■ LISTING
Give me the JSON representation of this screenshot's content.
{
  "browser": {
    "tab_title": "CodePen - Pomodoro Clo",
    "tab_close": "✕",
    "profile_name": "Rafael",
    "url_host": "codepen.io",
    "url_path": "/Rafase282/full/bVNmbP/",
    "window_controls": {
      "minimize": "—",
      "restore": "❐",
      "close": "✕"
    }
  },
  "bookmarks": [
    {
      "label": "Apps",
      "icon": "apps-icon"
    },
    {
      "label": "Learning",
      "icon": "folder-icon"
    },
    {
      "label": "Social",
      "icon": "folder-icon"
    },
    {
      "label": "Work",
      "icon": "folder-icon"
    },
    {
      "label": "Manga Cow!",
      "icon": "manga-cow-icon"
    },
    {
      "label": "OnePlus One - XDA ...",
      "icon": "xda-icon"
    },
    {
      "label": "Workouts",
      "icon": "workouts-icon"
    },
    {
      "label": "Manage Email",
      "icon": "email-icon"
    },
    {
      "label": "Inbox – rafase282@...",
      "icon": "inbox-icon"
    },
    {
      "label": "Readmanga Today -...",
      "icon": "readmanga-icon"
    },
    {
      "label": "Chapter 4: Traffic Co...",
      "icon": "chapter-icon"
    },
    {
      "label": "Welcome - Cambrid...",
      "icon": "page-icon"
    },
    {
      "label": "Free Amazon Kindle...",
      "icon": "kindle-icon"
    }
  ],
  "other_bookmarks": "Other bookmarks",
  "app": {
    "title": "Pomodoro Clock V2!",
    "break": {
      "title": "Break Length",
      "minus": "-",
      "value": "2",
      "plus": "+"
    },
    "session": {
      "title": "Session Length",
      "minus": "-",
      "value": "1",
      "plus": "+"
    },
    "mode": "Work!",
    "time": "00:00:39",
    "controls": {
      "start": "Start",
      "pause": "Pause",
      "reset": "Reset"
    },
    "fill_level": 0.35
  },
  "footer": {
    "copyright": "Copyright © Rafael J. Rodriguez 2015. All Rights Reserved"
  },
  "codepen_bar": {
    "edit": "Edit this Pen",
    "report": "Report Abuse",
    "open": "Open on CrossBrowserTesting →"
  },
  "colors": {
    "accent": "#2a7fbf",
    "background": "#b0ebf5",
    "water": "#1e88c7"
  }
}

■ EXERCISE
Retype the data in full and match it exactly.

■ EXERCISE ANSWER
Give me the JSON representation of this screenshot's content.
{
  "browser": {
    "tab_title": "CodePen - Pomodoro Clo",
    "tab_close": "✕",
    "profile_name": "Rafael",
    "url_host": "codepen.io",
    "url_path": "/Rafase282/full/bVNmbP/",
    "window_controls": {
      "minimize": "—",
      "restore": "❐",
      "close": "✕"
    }
  },
  "bookmarks": [
    {
      "label": "Apps",
      "icon": "apps-icon"
    },
    {
      "label": "Learning",
      "icon": "folder-icon"
    },
    {
      "label": "Social",
      "icon": "folder-icon"
    },
    {
      "label": "Work",
      "icon": "folder-icon"
    },
    {
      "label": "Manga Cow!",
      "icon": "manga-cow-icon"
    },
    {
      "label": "OnePlus One - XDA ...",
      "icon": "xda-icon"
    },
    {
      "label": "Workouts",
      "icon": "workouts-icon"
    },
    {
      "label": "Manage Email",
      "icon": "email-icon"
    },
    {
      "label": "Inbox – rafase282@...",
      "icon": "inbox-icon"
    },
    {
      "label": "Readmanga Today -...",
      "icon": "readmanga-icon"
    },
    {
      "label": "Chapter 4: Traffic Co...",
      "icon": "chapter-icon"
    },
    {
      "label": "Welcome - Cambrid...",
      "icon": "page-icon"
    },
    {
      "label": "Free Amazon Kindle...",
      "icon": "kindle-icon"
    }
  ],
  "other_bookmarks": "Other bookmarks",
  "app": {
    "title": "Pomodoro Clock V2!",
    "break": {
      "title": "Break Length",
      "minus": "-",
      "value": "2",
      "plus": "+"
    },
    "session": {
      "title": "Session Length",
      "minus": "-",
      "value": "1",
      "plus": "+"
    },
    "mode": "Work!",
    "time": "00:00:39",
    "controls": {
      "start": "Start",
      "pause": "Pause",
      "reset": "Reset"
    },
    "fill_level": 0.35
  },
  "footer": {
    "copyright": "Copyright © Rafael J. Rodriguez 2015. All Rights Reserved"
  },
  "codepen_bar": {
    "edit": "Edit this Pen",
    "report": "Report Abuse",
    "open": "Open on CrossBrowserTesting →"
  },
  "colors": {
    "accent": "#2a7fbf",
    "background": "#b0ebf5",
    "water": "#1e88c7"
  }
}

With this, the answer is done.